## CHALLENGE
Copy out each line of the material below that holds the string "content".

## SUPPLIED DATA

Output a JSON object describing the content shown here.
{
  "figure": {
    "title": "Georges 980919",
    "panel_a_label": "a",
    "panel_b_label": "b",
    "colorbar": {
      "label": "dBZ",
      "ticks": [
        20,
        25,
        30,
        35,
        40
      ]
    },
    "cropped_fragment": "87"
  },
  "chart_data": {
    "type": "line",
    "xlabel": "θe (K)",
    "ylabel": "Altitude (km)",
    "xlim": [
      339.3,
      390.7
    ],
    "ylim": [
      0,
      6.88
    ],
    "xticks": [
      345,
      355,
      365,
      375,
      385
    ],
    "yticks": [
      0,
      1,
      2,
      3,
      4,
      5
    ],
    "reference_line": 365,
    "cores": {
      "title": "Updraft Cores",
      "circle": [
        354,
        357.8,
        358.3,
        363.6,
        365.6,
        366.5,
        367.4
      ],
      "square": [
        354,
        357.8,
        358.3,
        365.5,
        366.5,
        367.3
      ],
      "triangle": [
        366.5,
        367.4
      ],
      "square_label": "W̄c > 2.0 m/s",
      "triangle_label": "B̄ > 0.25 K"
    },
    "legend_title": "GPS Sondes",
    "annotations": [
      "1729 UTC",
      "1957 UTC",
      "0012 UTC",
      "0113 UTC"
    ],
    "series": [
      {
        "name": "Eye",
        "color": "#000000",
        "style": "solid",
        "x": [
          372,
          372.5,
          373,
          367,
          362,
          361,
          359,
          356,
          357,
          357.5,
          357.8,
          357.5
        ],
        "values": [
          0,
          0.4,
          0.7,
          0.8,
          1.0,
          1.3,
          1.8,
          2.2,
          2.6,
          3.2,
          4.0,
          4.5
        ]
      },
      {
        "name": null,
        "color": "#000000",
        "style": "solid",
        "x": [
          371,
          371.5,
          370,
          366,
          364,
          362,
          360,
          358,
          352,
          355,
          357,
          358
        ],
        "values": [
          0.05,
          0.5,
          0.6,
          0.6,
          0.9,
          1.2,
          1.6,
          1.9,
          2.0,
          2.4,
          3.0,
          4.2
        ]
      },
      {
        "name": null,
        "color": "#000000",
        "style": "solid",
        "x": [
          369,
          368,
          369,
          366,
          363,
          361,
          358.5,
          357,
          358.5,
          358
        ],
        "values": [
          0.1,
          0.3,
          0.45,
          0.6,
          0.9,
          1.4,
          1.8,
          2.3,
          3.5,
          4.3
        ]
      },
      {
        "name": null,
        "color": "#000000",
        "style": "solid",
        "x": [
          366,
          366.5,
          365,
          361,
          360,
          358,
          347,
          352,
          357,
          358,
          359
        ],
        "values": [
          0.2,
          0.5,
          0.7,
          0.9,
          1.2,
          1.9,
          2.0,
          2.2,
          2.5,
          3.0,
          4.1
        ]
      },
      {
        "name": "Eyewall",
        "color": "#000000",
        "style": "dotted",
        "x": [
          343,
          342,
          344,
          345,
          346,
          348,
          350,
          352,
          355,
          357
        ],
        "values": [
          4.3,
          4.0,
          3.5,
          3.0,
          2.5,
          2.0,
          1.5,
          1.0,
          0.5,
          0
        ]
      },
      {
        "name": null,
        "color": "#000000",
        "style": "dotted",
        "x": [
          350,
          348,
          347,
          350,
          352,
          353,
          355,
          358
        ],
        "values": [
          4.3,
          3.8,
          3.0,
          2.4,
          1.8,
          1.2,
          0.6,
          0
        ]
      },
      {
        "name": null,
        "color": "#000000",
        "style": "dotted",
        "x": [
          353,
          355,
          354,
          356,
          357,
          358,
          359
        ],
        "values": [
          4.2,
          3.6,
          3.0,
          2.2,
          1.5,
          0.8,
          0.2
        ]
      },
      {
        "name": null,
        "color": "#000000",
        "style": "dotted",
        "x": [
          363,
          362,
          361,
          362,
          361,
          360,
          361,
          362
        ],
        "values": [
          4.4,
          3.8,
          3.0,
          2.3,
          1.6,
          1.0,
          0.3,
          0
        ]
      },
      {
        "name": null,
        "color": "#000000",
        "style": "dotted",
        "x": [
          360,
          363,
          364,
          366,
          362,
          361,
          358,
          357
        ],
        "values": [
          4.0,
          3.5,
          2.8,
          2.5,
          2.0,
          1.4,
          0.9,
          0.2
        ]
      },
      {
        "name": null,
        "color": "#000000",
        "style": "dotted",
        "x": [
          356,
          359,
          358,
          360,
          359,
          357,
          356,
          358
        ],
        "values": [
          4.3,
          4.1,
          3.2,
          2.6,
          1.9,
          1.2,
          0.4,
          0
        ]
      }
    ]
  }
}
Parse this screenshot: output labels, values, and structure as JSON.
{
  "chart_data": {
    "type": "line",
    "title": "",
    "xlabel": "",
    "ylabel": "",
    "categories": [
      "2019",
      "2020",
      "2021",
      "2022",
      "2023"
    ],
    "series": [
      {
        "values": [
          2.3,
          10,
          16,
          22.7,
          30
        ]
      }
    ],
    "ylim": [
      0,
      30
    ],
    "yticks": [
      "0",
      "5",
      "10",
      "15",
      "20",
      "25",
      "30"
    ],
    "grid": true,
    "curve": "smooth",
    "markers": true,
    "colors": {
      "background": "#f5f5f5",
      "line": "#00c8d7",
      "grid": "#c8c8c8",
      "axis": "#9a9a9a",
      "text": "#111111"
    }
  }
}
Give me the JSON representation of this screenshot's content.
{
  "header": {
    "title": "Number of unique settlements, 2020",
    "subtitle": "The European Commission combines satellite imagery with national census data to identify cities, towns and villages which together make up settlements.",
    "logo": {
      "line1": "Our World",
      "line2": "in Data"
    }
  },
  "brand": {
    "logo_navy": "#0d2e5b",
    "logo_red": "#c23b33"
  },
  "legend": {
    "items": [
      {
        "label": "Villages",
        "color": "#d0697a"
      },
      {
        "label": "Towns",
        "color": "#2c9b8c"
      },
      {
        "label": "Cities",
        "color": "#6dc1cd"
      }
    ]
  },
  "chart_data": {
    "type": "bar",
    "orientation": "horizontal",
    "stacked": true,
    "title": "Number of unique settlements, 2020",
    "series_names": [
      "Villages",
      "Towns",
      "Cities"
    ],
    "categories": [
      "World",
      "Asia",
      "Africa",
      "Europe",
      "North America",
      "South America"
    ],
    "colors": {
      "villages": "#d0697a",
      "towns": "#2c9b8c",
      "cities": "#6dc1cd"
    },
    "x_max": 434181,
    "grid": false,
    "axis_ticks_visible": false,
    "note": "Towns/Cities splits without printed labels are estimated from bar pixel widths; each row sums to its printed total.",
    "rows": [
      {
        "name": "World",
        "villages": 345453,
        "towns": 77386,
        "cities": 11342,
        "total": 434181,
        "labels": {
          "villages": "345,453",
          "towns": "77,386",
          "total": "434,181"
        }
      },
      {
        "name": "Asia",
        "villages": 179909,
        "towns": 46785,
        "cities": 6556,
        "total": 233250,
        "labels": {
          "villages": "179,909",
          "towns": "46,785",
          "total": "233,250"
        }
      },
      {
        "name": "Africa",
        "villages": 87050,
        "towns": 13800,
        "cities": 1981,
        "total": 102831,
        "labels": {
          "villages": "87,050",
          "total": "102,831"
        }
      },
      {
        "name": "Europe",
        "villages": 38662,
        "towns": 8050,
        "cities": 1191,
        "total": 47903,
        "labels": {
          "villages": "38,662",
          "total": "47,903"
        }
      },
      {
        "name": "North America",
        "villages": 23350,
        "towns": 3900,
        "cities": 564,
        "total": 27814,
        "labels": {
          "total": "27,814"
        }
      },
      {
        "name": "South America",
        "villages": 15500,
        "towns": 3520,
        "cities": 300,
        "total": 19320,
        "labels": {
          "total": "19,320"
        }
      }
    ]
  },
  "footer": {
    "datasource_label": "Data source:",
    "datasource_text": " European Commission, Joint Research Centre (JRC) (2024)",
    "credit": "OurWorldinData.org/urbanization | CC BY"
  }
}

## EXPECTED ANSWER
Output a JSON object describing the content shown here.
Give me the JSON representation of this screenshot's content.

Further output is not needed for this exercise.